**Aim**
All records should be reproduced verbatim.

**Stored records**
---

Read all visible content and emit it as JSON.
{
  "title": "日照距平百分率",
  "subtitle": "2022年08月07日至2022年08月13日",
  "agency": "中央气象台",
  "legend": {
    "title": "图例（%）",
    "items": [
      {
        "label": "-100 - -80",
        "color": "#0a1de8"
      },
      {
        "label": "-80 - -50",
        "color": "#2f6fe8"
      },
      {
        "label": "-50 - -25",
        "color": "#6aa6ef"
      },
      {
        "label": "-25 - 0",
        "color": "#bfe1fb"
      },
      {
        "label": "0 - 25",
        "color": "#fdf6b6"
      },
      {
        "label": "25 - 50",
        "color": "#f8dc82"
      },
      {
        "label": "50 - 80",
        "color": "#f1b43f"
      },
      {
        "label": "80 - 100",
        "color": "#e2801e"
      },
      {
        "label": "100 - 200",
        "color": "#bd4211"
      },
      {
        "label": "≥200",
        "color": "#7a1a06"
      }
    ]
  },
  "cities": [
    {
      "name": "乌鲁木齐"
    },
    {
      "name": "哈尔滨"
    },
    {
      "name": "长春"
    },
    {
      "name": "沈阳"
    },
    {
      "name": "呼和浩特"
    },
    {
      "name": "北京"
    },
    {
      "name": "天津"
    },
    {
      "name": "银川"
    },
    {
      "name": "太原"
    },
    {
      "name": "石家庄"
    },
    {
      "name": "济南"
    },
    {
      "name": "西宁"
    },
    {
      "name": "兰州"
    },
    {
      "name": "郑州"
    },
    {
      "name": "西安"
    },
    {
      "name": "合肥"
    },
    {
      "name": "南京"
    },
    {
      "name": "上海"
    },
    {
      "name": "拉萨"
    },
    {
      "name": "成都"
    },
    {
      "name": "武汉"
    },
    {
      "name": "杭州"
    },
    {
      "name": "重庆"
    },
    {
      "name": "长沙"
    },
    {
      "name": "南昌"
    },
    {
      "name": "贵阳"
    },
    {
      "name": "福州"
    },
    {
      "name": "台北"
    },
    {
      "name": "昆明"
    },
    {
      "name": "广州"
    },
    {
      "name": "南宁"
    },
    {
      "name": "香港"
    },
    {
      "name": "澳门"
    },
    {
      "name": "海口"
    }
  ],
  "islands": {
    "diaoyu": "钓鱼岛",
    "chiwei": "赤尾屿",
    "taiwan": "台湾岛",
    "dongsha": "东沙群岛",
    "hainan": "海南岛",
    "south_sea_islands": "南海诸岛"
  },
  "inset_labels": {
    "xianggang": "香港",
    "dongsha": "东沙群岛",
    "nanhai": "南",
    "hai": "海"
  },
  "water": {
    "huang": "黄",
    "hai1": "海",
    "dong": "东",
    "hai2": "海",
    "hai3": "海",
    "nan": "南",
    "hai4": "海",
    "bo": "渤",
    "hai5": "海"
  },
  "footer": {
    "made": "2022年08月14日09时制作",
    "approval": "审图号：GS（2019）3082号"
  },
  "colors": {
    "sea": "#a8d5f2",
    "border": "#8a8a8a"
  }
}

---

**Answer below**
Read all visible content and emit it as JSON.
{
  "title": "日照距平百分率",
  "subtitle": "2022年08月07日至2022年08月13日",
  "agency": "中央气象台",
  "legend": {
    "title": "图例（%）",
    "items": [
      {
        "label": "-100 - -80",
        "color": "#0a1de8"
      },
      {
        "label": "-80 - -50",
        "color": "#2f6fe8"
      },
      {
        "label": "-50 - -25",
        "color": "#6aa6ef"
      },
      {
        "label": "-25 - 0",
        "color": "#bfe1fb"
      },
      {
        "label": "0 - 25",
        "color": "#fdf6b6"
      },
      {
        "label": "25 - 50",
        "color": "#f8dc82"
      },
      {
        "label": "50 - 80",
        "color": "#f1b43f"
      },
      {
        "label": "80 - 100",
        "color": "#e2801e"
      },
      {
        "label": "100 - 200",
        "color": "#bd4211"
      },
      {
        "label": "≥200",
        "color": "#7a1a06"
      }
    ]
  },
  "cities": [
    {
      "name": "乌鲁木齐"
    },
    {
      "name": "哈尔滨"
    },
    {
      "name": "长春"
    },
    {
      "name": "沈阳"
    },
    {
      "name": "呼和浩特"
    },
    {
      "name": "北京"
    },
    {
      "name": "天津"
    },
    {
      "name": "银川"
    },
    {
      "name": "太原"
    },
    {
      "name": "石家庄"
    },
    {
      "name": "济南"
    },
    {
      "name": "西宁"
    },
    {
      "name": "兰州"
    },
    {
      "name": "郑州"
    },
    {
      "name": "西安"
    },
    {
      "name": "合肥"
    },
    {
      "name": "南京"
    },
    {
      "name": "上海"
    },
    {
      "name": "拉萨"
    },
    {
      "name": "成都"
    },
    {
      "name": "武汉"
    },
    {
      "name": "杭州"
    },
    {
      "name": "重庆"
    },
    {
      "name": "长沙"
    },
    {
      "name": "南昌"
    },
    {
      "name": "贵阳"
    },
    {
      "name": "福州"
    },
    {
      "name": "台北"
    },
    {
      "name": "昆明"
    },
    {
      "name": "广州"
    },
    {
      "name": "南宁"
    },
    {
      "name": "香港"
    },
    {
      "name": "澳门"
    },
    {
      "name": "海口"
    }
  ],
  "islands": {
    "diaoyu": "钓鱼岛",
    "chiwei": "赤尾屿",
    "taiwan": "台湾岛",
    "dongsha": "东沙群岛",
    "hainan": "海南岛",
    "south_sea_islands": "南海诸岛"
  },
  "inset_labels": {
    "xianggang": "香港",
    "dongsha": "东沙群岛",
    "nanhai": "南",
    "hai": "海"
  },
  "water": {
    "huang": "黄",
    "hai1": "海",
    "dong": "东",
    "hai2": "海",
    "hai3": "海",
    "nan": "南",
    "hai4": "海",
    "bo": "渤",
    "hai5": "海"
  },
  "footer": {
    "made": "2022年08月14日09时制作",
    "approval": "审图号：GS（2019）3082号"
  },
  "colors": {
    "sea": "#a8d5f2",
    "border": "#8a8a8a"
  }
}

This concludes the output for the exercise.